===== LISTED ENTRIES =====

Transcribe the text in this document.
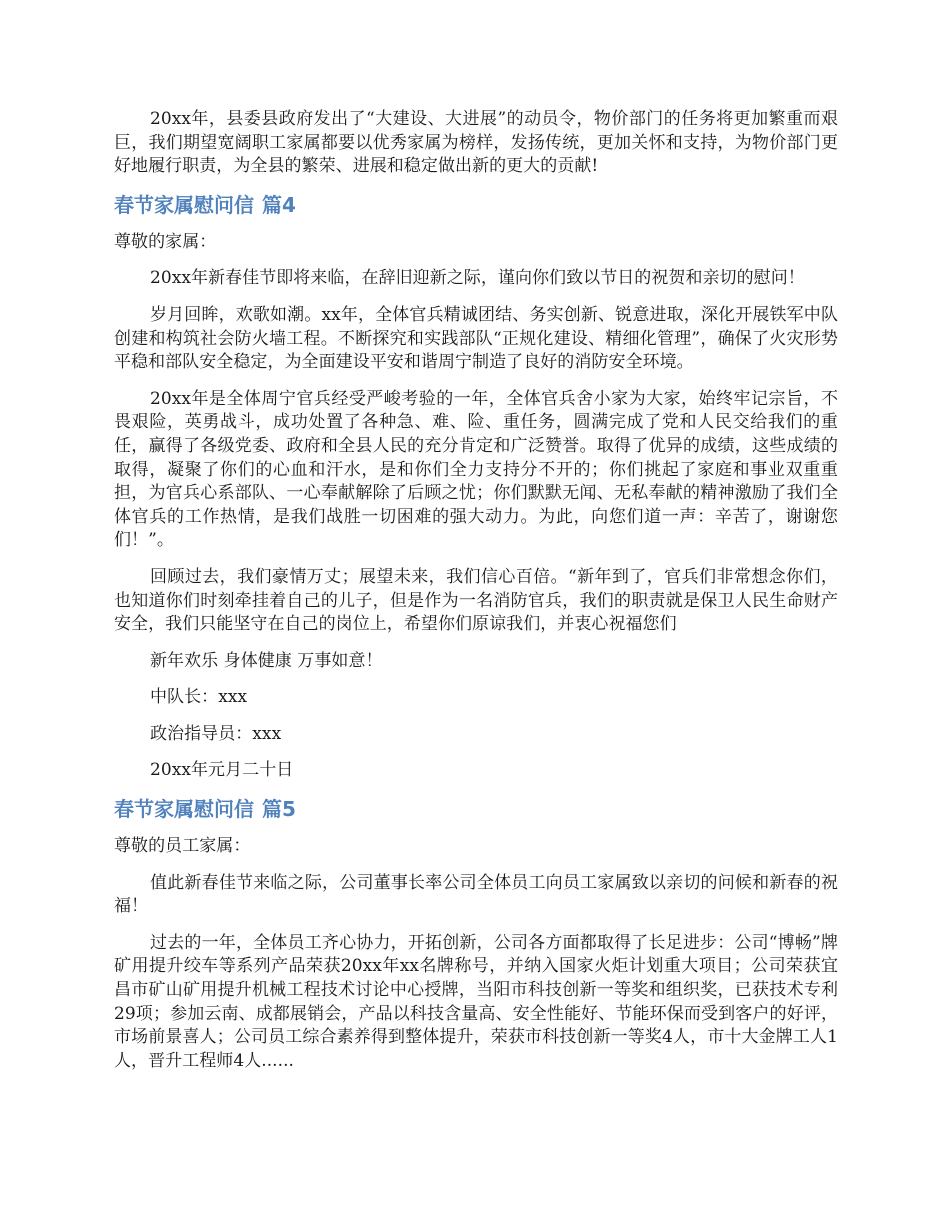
20xx年，县委县政府发出了“大建设、大进展”的动员令，物价部门的任务将更加繁重而艰巨，我们期望宽阔职工家属都要以优秀家属为榜样，发扬传统，更加关怀和支持，为物价部门更好地履行职责，为全县的繁荣、进展和稳定做出新的更大的贡献!

春节家属慰问信 篇4

尊敬的家属：

20xx年新春佳节即将来临，在辞旧迎新之际，谨向你们致以节日的祝贺和亲切的慰问！

岁月回眸，欢歌如潮。xx年，全体官兵精诚团结、务实创新、锐意进取，深化开展铁军中队创建和构筑社会防火墙工程。不断探究和实践部队“正规化建设、精细化管理”，确保了火灾形势平稳和部队安全稳定，为全面建设平安和谐周宁制造了良好的消防安全环境。

20xx年是全体周宁官兵经受严峻考验的一年，全体官兵舍小家为大家，始终牢记宗旨，不畏艰险，英勇战斗，成功处置了各种急、难、险、重任务，圆满完成了党和人民交给我们的重任，赢得了各级党委、政府和全县人民的充分肯定和广泛赞誉。取得了优异的成绩，这些成绩的取得，凝聚了你们的心血和汗水，是和你们全力支持分不开的；你们挑起了家庭和事业双重重担，为官兵心系部队、一心奉献解除了后顾之忧；你们默默无闻、无私奉献的精神激励了我们全体官兵的工作热情，是我们战胜一切困难的强大动力。为此，向您们道一声：辛苦了，谢谢您们！”。

回顾过去，我们豪情万丈；展望未来，我们信心百倍。“新年到了，官兵们非常想念你们，也知道你们时刻牵挂着自己的儿子，但是作为一名消防官兵，我们的职责就是保卫人民生命财产安全，我们只能坚守在自己的岗位上，希望你们原谅我们，并衷心祝福您们

新年欢乐 身体健康 万事如意！

中队长：xxx

政治指导员：xxx

20xx年元月二十日

春节家属慰问信 篇5

尊敬的员工家属：

值此新春佳节来临之际，公司董事长率公司全体员工向员工家属致以亲切的问候和新春的祝福！

过去的一年，全体员工齐心协力，开拓创新，公司各方面都取得了长足进步：公司“博畅”牌矿用提升绞车等系列产品荣获20xx年xx名牌称号，并纳入国家火炬计划重大项目；公司荣获宜昌市矿山矿用提升机械工程技术讨论中心授牌，当阳市科技创新一等奖和组织奖，已获技术专利29项；参加云南、成都展销会，产品以科技含量高、安全性能好、节能环保而受到客户的好评，市场前景喜人；公司员工综合素养得到整体提升，荣获市科技创新一等奖4人，市十大金牌工人1人，晋升工程师4人......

=====

AIM -> Exclude the images and reproduce the remaining data exactly.

OUTPUT OF THE TASK ->
Transcribe the text in this document.
20xx年，县委县政府发出了“大建设、大进展”的动员令，物价部门的任务将更加繁重而艰巨，我们期望宽阔职工家属都要以优秀家属为榜样，发扬传统，更加关怀和支持，为物价部门更好地履行职责，为全县的繁荣、进展和稳定做出新的更大的贡献!

春节家属慰问信 篇4

尊敬的家属：

20xx年新春佳节即将来临，在辞旧迎新之际，谨向你们致以节日的祝贺和亲切的慰问！

岁月回眸，欢歌如潮。xx年，全体官兵精诚团结、务实创新、锐意进取，深化开展铁军中队创建和构筑社会防火墙工程。不断探究和实践部队“正规化建设、精细化管理”，确保了火灾形势平稳和部队安全稳定，为全面建设平安和谐周宁制造了良好的消防安全环境。

20xx年是全体周宁官兵经受严峻考验的一年，全体官兵舍小家为大家，始终牢记宗旨，不畏艰险，英勇战斗，成功处置了各种急、难、险、重任务，圆满完成了党和人民交给我们的重任，赢得了各级党委、政府和全县人民的充分肯定和广泛赞誉。取得了优异的成绩，这些成绩的取得，凝聚了你们的心血和汗水，是和你们全力支持分不开的；你们挑起了家庭和事业双重重担，为官兵心系部队、一心奉献解除了后顾之忧；你们默默无闻、无私奉献的精神激励了我们全体官兵的工作热情，是我们战胜一切困难的强大动力。为此，向您们道一声：辛苦了，谢谢您们！”。

回顾过去，我们豪情万丈；展望未来，我们信心百倍。“新年到了，官兵们非常想念你们，也知道你们时刻牵挂着自己的儿子，但是作为一名消防官兵，我们的职责就是保卫人民生命财产安全，我们只能坚守在自己的岗位上，希望你们原谅我们，并衷心祝福您们

新年欢乐 身体健康 万事如意！

中队长：xxx

政治指导员：xxx

20xx年元月二十日

春节家属慰问信 篇5

尊敬的员工家属：

值此新春佳节来临之际，公司董事长率公司全体员工向员工家属致以亲切的问候和新春的祝福！

过去的一年，全体员工齐心协力，开拓创新，公司各方面都取得了长足进步：公司“博畅”牌矿用提升绞车等系列产品荣获20xx年xx名牌称号，并纳入国家火炬计划重大项目；公司荣获宜昌市矿山矿用提升机械工程技术讨论中心授牌，当阳市科技创新一等奖和组织奖，已获技术专利29项；参加云南、成都展销会，产品以科技含量高、安全性能好、节能环保而受到客户的好评，市场前景喜人；公司员工综合素养得到整体提升，荣获市科技创新一等奖4人，市十大金牌工人1人，晋升工程师4人......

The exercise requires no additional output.